PROBLEM TO WORK ON:
Can you rewrite everything in the EHR article from "It is impossible" down to "outcomes reduce costs.", with "aggregated" replaced by "combined"?

PAGE EXTRACT:

============================================================

OHN's 12 health IT best practices, part 5: Information
The last decade has seen an explosion in the quantity and sophistication of tools designed to enable every participant in the health care delivery system to make strides in achieving the Triple Aim: lowering cost, enhancing quality of care, and improving outcomes. However, one tool is central to achieving the Triple Aim – the Electronic Health Record (EHR).
It is impossible to achieve the Triple Aim goals without the right information. An EHR gathers the most important data and structures it so it can be aggregated, analyzed, and exchanged. EHRs ensure the most critically important information is recorded and enables that information to be used to make better care decisions, which are crucial to enhancing the quality of care. Better care decisions will lead to better outcomes. And better care and better outcomes reduce costs.
EHRs enable health information to be accessed at the point where it is needed. This is dictated by the goal — care delivery, population health, and cost control. A robust EHR will allow the necessary information to be sent to the appropriate place — a provider, public health department, researcher, or others. Prior to the adoption of EHRs, there were limited means to ensure information was available where it was most needed. Today, EHRs enable information to be seen and considered by those whose decisions depend most on accurate information.
EHRs also enable health information to be available when needed. This will provide for better care delivery as well as better outcomes — not only for patients, but for our health care system as a whole.

============================================================

DATA:
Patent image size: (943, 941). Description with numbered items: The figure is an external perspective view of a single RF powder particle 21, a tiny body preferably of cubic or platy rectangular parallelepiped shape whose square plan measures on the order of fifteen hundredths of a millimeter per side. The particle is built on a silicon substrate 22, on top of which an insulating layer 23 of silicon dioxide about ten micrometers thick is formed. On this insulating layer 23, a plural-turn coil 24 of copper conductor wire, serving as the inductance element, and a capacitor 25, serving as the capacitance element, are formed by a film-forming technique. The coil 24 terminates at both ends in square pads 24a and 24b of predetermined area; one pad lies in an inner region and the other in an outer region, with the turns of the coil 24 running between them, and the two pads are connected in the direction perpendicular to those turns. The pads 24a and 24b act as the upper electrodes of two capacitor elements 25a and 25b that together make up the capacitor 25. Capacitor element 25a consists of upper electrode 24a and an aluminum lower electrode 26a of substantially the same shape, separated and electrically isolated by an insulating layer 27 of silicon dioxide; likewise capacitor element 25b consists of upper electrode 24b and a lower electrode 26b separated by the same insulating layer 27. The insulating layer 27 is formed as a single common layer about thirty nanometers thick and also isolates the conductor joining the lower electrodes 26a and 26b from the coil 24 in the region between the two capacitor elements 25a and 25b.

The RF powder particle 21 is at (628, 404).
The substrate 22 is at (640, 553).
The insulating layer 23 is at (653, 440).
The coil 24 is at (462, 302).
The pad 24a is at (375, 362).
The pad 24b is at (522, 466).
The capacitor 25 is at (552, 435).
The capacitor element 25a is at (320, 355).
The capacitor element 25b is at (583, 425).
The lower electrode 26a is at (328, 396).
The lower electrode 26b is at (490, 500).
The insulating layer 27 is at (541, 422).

============================================================

ANSWER SECTION:
It is impossible to achieve the Triple Aim goals without the right information. An EHR gathers the most important data and structures it so it can be combined, analyzed, and exchanged. EHRs ensure the most critically important information is recorded and enables that information to be used to make better care decisions, which are crucial to enhancing the quality of care. Better care decisions will lead to better outcomes. And better care and better outcomes reduce costs.